In the material below, find all lines with the string "осуществлять" and copy them.

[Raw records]
• • • • •

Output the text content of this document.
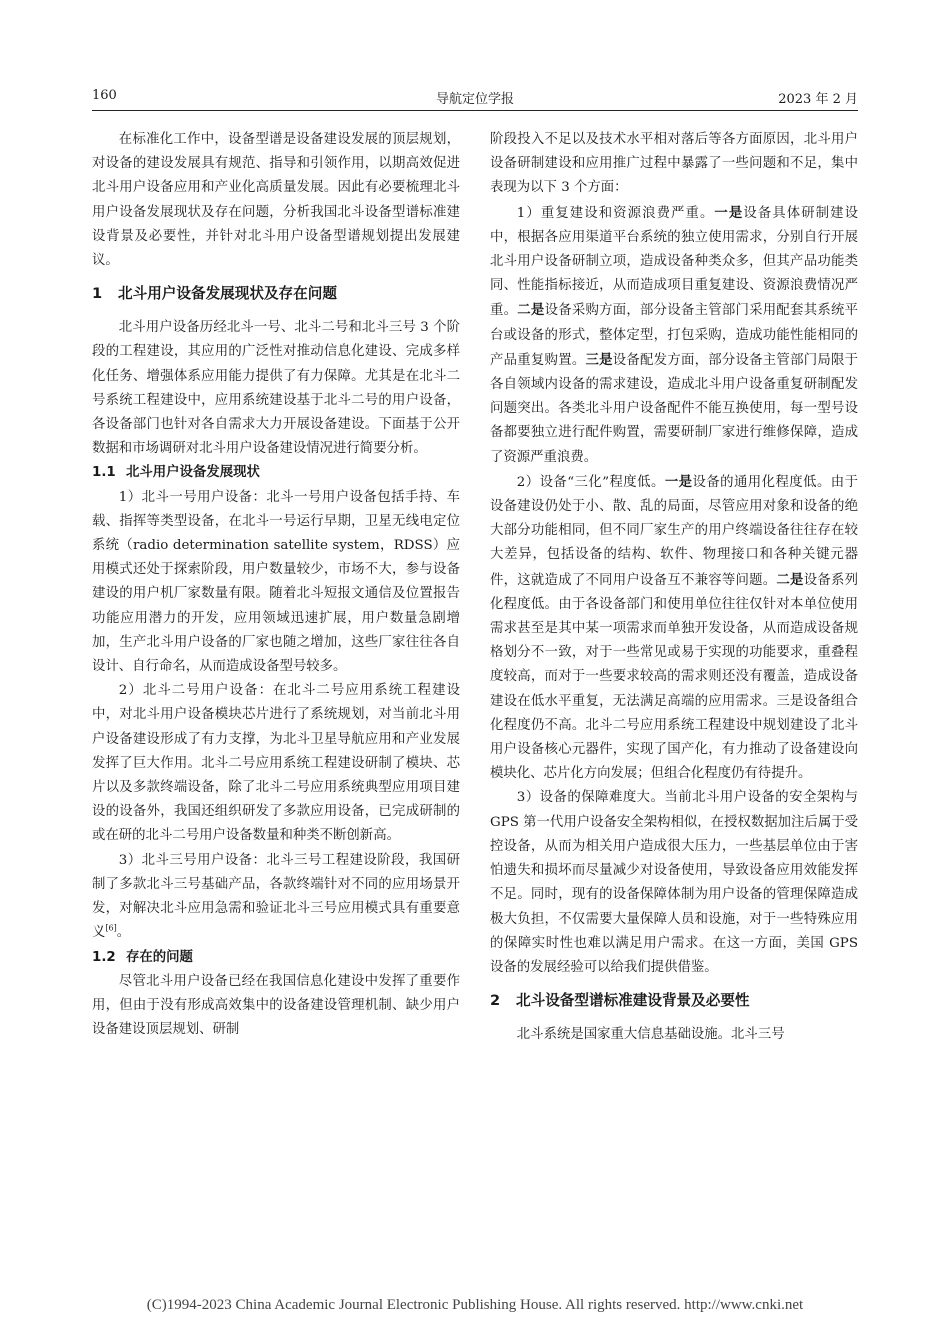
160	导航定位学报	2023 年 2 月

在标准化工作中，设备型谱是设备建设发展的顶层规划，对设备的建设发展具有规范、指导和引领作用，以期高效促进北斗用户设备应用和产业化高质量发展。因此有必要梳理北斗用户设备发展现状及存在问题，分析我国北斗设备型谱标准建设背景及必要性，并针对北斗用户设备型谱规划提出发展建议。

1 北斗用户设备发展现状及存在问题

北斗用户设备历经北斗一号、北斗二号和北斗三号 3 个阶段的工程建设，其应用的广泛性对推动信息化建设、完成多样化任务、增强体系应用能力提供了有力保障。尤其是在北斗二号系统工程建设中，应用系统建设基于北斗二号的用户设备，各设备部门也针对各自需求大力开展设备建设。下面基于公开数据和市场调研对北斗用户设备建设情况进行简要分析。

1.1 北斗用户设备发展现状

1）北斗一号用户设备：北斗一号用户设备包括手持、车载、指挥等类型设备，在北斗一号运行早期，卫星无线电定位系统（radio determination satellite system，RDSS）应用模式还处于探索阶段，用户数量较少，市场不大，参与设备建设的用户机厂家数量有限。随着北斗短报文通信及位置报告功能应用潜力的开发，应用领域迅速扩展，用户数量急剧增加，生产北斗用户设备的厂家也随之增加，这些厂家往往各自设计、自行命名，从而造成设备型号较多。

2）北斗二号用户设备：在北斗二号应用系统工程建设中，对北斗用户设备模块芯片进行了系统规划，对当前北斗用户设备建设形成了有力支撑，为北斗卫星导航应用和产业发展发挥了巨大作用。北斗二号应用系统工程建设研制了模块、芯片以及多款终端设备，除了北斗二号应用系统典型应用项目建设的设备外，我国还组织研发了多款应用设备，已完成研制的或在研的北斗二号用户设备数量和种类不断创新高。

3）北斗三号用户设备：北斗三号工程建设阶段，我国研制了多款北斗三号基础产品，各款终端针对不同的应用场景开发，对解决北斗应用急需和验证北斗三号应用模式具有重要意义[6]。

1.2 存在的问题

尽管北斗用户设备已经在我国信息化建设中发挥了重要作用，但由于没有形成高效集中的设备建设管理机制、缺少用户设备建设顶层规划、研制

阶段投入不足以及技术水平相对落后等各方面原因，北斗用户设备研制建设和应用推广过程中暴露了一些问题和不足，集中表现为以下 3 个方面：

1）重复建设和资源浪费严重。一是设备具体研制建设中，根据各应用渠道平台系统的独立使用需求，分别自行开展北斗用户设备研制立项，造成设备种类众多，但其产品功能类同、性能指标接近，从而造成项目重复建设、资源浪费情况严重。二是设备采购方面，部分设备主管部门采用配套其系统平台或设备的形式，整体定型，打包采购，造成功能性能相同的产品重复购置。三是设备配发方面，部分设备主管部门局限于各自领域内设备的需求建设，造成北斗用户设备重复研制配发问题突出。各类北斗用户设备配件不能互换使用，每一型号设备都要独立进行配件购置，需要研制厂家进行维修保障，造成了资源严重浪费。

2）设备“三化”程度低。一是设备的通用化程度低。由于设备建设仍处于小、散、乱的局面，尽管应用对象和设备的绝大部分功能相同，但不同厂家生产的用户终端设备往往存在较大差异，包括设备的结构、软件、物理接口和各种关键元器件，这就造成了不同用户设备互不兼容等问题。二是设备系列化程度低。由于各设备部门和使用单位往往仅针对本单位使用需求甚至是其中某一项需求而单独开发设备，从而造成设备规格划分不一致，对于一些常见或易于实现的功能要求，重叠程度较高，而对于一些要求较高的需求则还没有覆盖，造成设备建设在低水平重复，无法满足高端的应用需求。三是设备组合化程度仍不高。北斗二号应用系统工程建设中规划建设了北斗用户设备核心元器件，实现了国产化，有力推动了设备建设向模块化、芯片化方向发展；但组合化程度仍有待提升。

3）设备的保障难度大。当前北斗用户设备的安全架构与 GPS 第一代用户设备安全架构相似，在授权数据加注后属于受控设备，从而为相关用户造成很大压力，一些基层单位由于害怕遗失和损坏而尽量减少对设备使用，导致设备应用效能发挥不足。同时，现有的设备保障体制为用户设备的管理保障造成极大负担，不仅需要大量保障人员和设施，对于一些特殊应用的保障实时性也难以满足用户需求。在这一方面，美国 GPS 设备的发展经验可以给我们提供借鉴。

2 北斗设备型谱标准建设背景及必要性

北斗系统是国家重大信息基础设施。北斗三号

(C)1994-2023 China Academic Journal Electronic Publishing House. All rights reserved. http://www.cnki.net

• • • • •

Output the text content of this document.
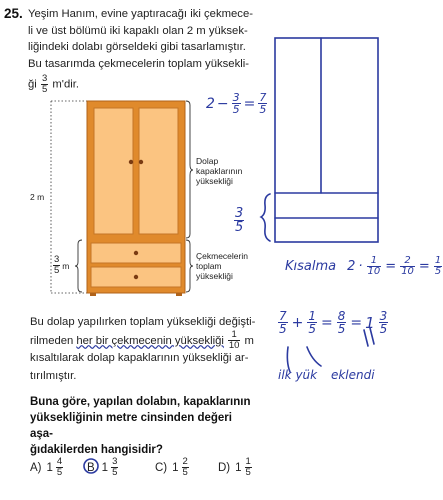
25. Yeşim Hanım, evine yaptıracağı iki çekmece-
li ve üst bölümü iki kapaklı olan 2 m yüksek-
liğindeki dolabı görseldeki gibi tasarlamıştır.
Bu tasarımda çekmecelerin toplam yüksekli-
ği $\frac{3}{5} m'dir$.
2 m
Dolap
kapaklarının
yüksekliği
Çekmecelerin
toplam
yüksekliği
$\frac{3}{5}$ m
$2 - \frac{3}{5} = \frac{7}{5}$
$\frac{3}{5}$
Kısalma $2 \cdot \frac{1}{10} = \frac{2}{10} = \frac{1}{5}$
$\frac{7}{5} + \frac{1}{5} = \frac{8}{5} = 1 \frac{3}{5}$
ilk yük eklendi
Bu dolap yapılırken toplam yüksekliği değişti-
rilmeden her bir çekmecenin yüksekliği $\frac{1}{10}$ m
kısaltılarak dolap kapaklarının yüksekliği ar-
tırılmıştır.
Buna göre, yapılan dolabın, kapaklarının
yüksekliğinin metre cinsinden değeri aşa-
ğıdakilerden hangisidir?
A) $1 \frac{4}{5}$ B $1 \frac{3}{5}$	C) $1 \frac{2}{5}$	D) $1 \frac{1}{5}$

• • • • •

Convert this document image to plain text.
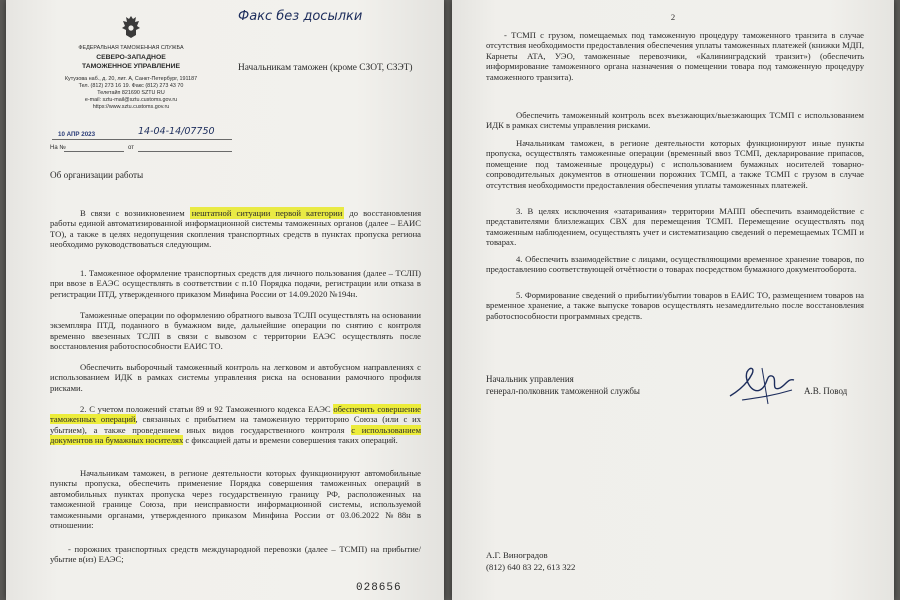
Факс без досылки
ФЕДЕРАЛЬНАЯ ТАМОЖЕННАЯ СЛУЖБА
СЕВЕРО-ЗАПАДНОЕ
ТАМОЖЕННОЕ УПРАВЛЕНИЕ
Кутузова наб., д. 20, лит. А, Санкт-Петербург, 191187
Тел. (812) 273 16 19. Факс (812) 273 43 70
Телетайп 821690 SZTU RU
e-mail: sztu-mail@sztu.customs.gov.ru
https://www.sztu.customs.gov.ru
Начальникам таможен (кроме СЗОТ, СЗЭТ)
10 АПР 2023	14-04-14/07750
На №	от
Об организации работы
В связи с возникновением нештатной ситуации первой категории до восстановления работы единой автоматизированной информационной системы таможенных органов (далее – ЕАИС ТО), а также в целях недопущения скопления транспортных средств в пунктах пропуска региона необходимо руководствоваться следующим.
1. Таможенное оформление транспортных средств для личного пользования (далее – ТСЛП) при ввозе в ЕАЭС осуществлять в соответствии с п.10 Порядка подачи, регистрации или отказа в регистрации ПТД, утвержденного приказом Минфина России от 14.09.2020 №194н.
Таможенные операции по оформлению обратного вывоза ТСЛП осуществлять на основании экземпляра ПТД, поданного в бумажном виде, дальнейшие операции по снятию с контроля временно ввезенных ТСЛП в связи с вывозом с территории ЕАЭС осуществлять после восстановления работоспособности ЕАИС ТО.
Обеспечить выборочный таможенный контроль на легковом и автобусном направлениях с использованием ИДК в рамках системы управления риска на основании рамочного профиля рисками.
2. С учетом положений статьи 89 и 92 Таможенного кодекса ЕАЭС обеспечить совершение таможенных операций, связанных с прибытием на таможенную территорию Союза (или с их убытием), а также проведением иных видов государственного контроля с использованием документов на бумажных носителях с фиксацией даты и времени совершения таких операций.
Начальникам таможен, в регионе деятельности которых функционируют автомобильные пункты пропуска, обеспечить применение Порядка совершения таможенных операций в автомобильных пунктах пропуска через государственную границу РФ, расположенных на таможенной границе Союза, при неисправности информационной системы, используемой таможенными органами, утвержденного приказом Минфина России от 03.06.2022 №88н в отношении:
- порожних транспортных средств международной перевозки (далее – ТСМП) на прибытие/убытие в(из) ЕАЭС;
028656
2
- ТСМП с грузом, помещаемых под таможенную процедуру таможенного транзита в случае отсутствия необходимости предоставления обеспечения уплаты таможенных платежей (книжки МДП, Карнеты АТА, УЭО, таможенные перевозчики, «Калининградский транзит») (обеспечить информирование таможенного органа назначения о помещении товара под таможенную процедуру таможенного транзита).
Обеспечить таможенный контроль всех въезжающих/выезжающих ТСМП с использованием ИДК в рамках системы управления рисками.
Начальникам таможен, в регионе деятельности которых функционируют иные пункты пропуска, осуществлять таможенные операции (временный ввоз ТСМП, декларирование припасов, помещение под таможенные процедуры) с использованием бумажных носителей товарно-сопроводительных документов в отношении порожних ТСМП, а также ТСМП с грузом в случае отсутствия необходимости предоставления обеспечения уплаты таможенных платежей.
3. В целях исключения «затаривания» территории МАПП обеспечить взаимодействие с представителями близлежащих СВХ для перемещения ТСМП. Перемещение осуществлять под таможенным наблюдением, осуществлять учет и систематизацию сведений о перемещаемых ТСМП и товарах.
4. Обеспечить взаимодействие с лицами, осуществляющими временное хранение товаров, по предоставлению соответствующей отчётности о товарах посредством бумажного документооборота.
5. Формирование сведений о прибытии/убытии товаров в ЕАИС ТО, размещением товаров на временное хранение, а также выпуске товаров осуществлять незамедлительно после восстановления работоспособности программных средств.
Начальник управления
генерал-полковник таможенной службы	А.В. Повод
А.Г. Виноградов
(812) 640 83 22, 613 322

• • • • •

Task result
1. Таможенное оформление транспортных средств для личного пользования (далее – ТСЛП) при ввозе в ЕАЭС осуществлять в соответствии с п.10 Порядка подачи, регистрации или отказа в регистрации ПТД, утвержденного приказом Минфина России от 14.09.2020 №194н.
Таможенные операции по оформлению обратного вывоза ТСЛП осуществлять на основании экземпляра ПТД, поданного в бумажном виде, дальнейшие операции по снятию с контроля временно ввезенных ТСЛП в связи с вывозом с территории ЕАЭС осуществлять после восстановления работоспособности ЕАИС ТО.
Начальникам таможен, в регионе деятельности которых функционируют иные пункты пропуска, осуществлять таможенные операции (временный ввоз ТСМП, декларирование припасов, помещение под таможенные процедуры) с использованием бумажных носителей товарно-сопроводительных документов в отношении порожних ТСМП, а также ТСМП с грузом в случае отсутствия необходимости предоставления обеспечения уплаты таможенных платежей.
3. В целях исключения «затаривания» территории МАПП обеспечить взаимодействие с представителями близлежащих СВХ для перемещения ТСМП. Перемещение осуществлять под таможенным наблюдением, осуществлять учет и систематизацию сведений о перемещаемых ТСМП и товарах.
5. Формирование сведений о прибытии/убытии товаров в ЕАИС ТО, размещением товаров на временное хранение, а также выпуске товаров осуществлять незамедлительно после восстановления работоспособности программных средств.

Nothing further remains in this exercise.